» **Supplied text**:
▬▬▬▬▬▬
This blog post is the fourth in a series that features the Connecting Communities Digital Initiative (CCDI) Junior Fellows from the Library’s 2023 Junior Fellows program. These posts highlight each fellow and the projects they developed. CCDI funded six interns in this year’s virtual 10-week program. CCDI is part of the Library’s Mellon-funded Of the People: Widening the Path initiative.
This summer, CCDI’s Junior Fellows created guides that examine Library collections and demonstrate how to use those collections to develop creative projects such as zines, textiles, and collages. They explored topics that ranged from Black and Asian American activism, to the LGBTQ+ Latinx movement, to community-based collaborations, to art and expressive culture, including Asian textiles and African American hair history. As part of their work, they interviewed Library staff and other users to discuss their research topics and to learn more about the Library’s collections.
This guest post, written by Victoria Dey, a 2023 CCDI Junior Fellow, introduces her project, “Guide for Institutional Work With Underrepresented Community Members/Partners.” Victoria is a third year PhD student in the World History program at Northeastern University.
You can read her guide here.
The fast-paced nature of academia and its pursuit of higher knowledge and scholarship is an adrenaline rush of sorts. Most are familiar with the increase in endorphins when pressing submit for a paper assignment or meeting a publishing deadline. The details of the process to complete the task become blurry with time, but what is remembered is the final product – the tangible item that can be shown to the world. The process, however, is a valuable and non-fixed component which serves as a guide for future work in the field. The neglect of the process works like a vicious cycle in which it is rushed just to make it to the product’s finish line.
This is repeated over time as the process becomes less and less important because the institutional product still remains successful. Take for example, the planning process for large institutional events that are public facing which often consist of adrenaline rushed teams eager to reach the finish line and make the event a success. In the aftermath of the event, the team realizes that they had neglected to adequately document the process and challenges they faced during the planning and execution stages, Thus, there are no comprehensive notes on the obstacles they overcame, the creative problem-solving that took place, or the teamwork that made it all possible. This cycle of rushing from one success to another without documenting the process had unintended consequences. The lack of proper documentation meant that the team missed out on valuable insights and best practices that could have been applied to future events. Furthermore, it created a missed opportunity for learning and growth within the organization.
▬▬▬▬▬▬
» **Given data**:
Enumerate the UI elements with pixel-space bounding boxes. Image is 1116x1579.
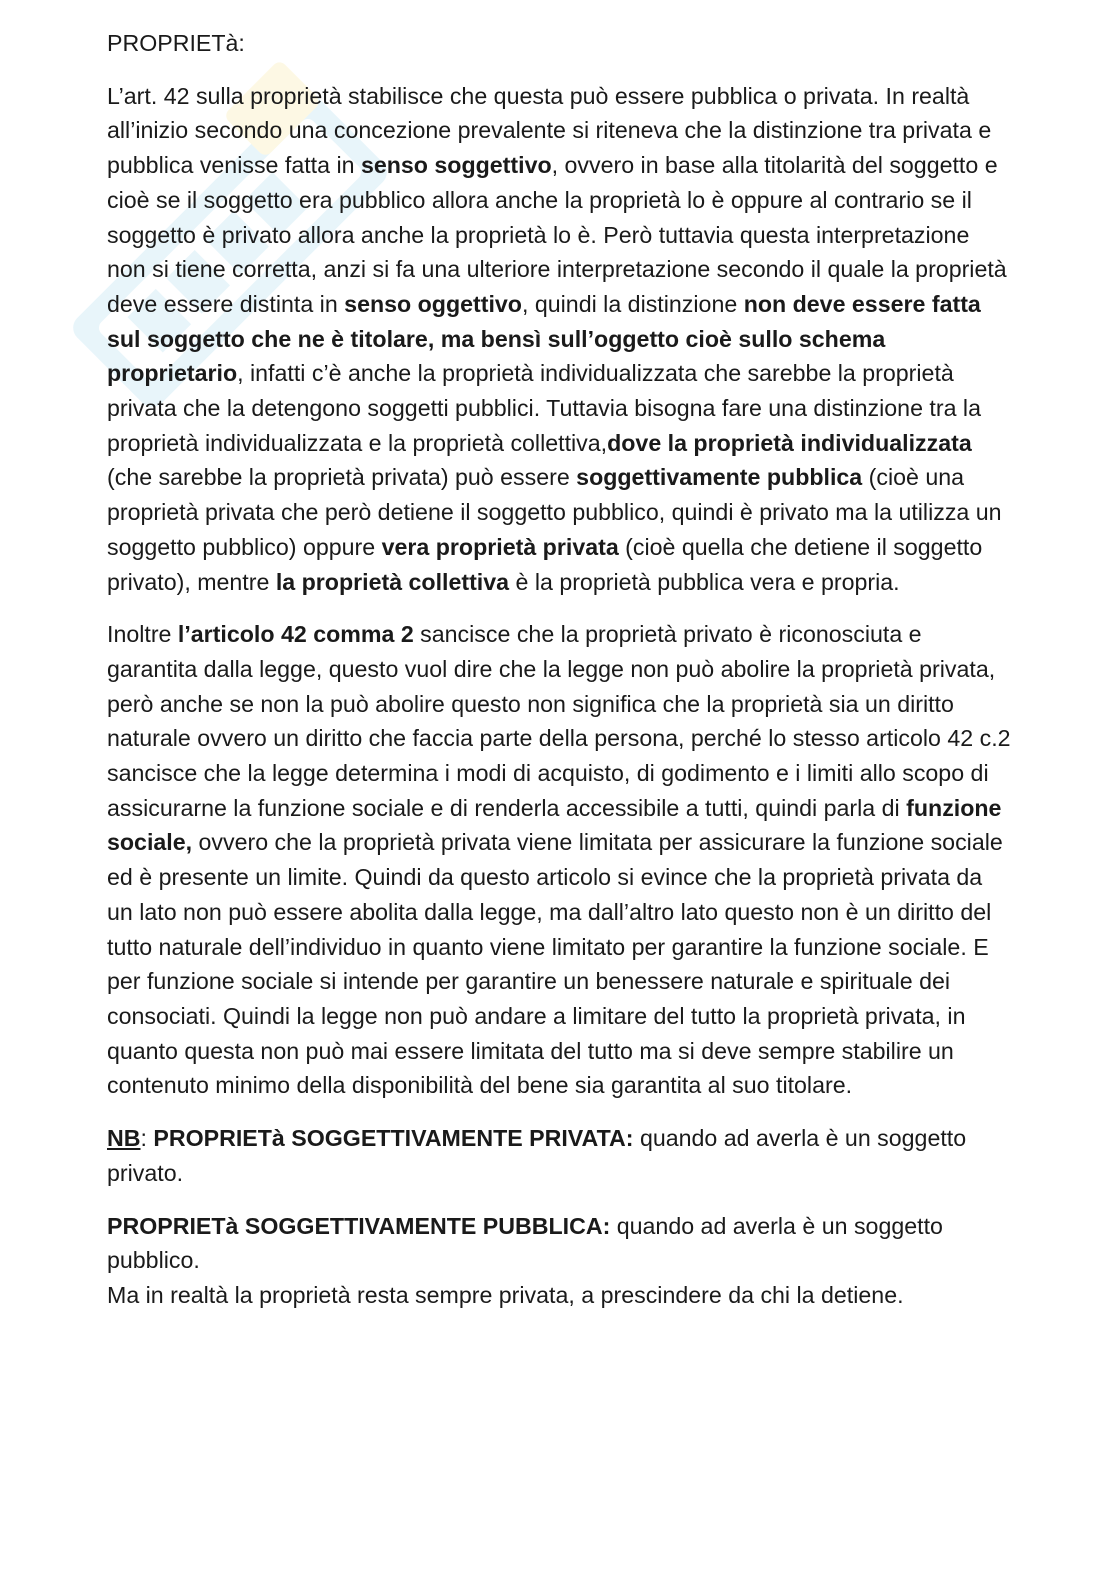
closing-line: Ma in realtà la proprietà resta sempre privata, a prescindere da chi la detiene. [107,1281,904,1308]
paragraph2-run: Inoltre [107,621,178,648]
paragraph1-run: L’art. 42 sulla proprietà stabilisce che questa può essere pubblica o privata. In realtà all’inizio secondo una concezione prevalente si riteneva che la distinzione tra privata e pubblica venisse fatta in [107,82,992,179]
nb-text: quando ad averla è un soggetto privato. [107,1125,967,1186]
paragraph1-run: , infatti c’è anche la proprietà individualizzata che sarebbe la proprietà privata che la detengono soggetti pubblici. Tuttavia bisogna fare una distinzione tra la proprietà individualizzata e la proprietà collettiva, [107,360,981,456]
paragraph2-run: sancisce che la proprietà privato è riconosciuta e garantita dalla legge, questo vuol dire che la legge non può abolire la proprietà privata, però anche se non la può abolire questo non significa che la proprietà sia un diritto naturale ovvero un diritto che faccia parte della persona, perché lo stesso articolo 42 c.2 sancisce che la legge determina i modi di acquisto, di godimento e i limiti allo scopo di assicurarne la funzione sociale e di renderla accessibile a tutti, quindi parla di [107,621,1011,821]
paragraph-nb [107,1121,1012,1190]
public-heading: PROPRIETà SOGGETTIVAMENTE PUBBLICA: [107,1212,611,1239]
paragraph1-run: , ovvero in base alla titolarità del soggetto e cioè se il soggetto era pubblico allora anche la proprietà lo è oppure al contrario se il soggetto è privato allora anche la proprietà lo è. Però tuttavia questa interpretazione non si tiene corretta, anzi si fa una ulteriore interpretazione secondo il quale la proprietà deve essere distinta in [107,152,1007,317]
paragraph1-run: è la proprietà pubblica vera e propria. [509,568,900,595]
nb-heading: PROPRIETà SOGGETTIVAMENTE PRIVATA: [153,1125,634,1152]
paragraph-ownership-definition [107,79,1012,600]
paragraph2-run: funzione sociale, [107,794,1002,856]
paragraph1-run: soggettivamente pubblica [576,464,863,491]
paragraph1-run: senso soggettivo [360,152,552,179]
paragraph1-run: dove la proprietà individualizzata [607,429,972,456]
nb-separator: : [140,1125,154,1152]
paragraph2-run: ovvero che la proprietà privata viene limitata per assicurare la funzione sociale ed è presente un limite. Quindi da questo articolo si evince che la proprietà privata da un lato non può essere abolita dalla legge, ma dall’altro lato questo non è un diritto del tutto naturale dell’individuo in quanto viene limitato per garantire la funzione sociale. E per funzione sociale si intende per garantire un benessere naturale e spirituale dei consociati. Quindi la legge non può andare a limitare del tutto la proprietà privata, in quanto questa non può mai essere limitata del tutto ma si deve sempre stabilire un contenuto minimo della disponibilità del bene sia garantita al suo titolare. [107,829,1003,1099]
paragraph1-run: la proprietà collettiva [275,568,510,595]
paragraph2-run: l’articolo 42 comma 2 [177,621,414,648]
page-title: PROPRIETà: [107,30,245,56]
paragraph1-run: vera proprietà privata [381,533,619,560]
paragraph1-run: (cioè una proprietà privata che però detiene il soggetto pubblico, quindi è privato ma la utilizza un soggetto pubblico) oppure [107,464,1002,560]
nb-label: NB [107,1125,141,1152]
public-text: quando ad averla è un soggetto pubblico. [107,1212,943,1274]
paragraph1-run: non deve essere fatta sul soggetto che ne è titolare, ma bensì sull’oggetto cioè sullo schema proprietario [107,290,981,387]
paragraph1-run: , quindi la distinzione [521,290,744,317]
paragraph1-run: (che sarebbe la proprietà privata) può essere [107,464,577,491]
paragraph1-run: senso oggettivo [344,290,522,317]
paragraph-article-42 [107,617,1012,1103]
paragraph-public [107,1209,1012,1278]
document-body [107,26,1012,1313]
paragraph1-run: (cioè quella che detiene il soggetto privato), mentre [107,533,983,595]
▬▬▬▬▬▬
» **Directions**:
1 > Put the lines of the records from the line with "closing-line: Ma in" to the line with "paragraph2-run: Inoltre [107,621,178,648]" into a Markdown table with the columns No. and Line, numbering each row and skipping blank lines.
2 > Continue the blog post about documenting the process behind institutional work from the point where it stops.
The text and the records have nothing to do with each other.

» **Responses**:
1 >
| No. | Line |
|---|---|
| 1 | closing-line: Ma in realtà la proprietà resta sempre privata, a prescindere da chi la detiene. [107,1281,904,1308] |
| 2 | paragraph2-run: Inoltre [107,621,178,648] |

2 >
The lesser value of the process is also evident in the attention we give in reflection to analyzing products. Take for example a research paper- a reader is concerned with the introduction which frames the argument and grounds for study but then immediately scrolls to the analysis and result section. There is less attention to the process of building the project and its meticulous methodology and more focus on extracting the conclusive result from the study or research.
As you can see, institutional deliverables are diverse in nature, and extend beyond purely academic products with public events, projects, exhibitions and many other outcomes that make these suggestion event more relevant. I offer a few solutions to combat the process or product debate through experience with institutional teams and projects.
Document. Documenting the process is a crucial aspect of digital humanities projects focused on underrepresented histories. The process itself can be seen as a form of art, and it is important to capture and preserve it for future use and reflection. This can be achieved through various means such as taking detailed notes, capturing images, recording audio, and filming video footage. By documenting the process, we create a valuable resource that allows us to revisit and analyze the project’s development, outcomes, and lessons learned.
Analyze. Analysis is a vital component of documenting the process. In addition to interim and exit surveys for the project team, equal importance should be placed on reflective analysis such as the questions below.
- What strategies were effective in achieving the project’s goals?
- What strategies proved to be ineffective? What were the major challenges encountered and how were they addressed?
- What aspects of the project were particularly successful?
These questions help to extract valuable insights and lessons from the project, providing guidance for future researchers in the field. The analysis should aim to capture both the successes and the areas for improvement, fostering a culture of continuous learning and growth.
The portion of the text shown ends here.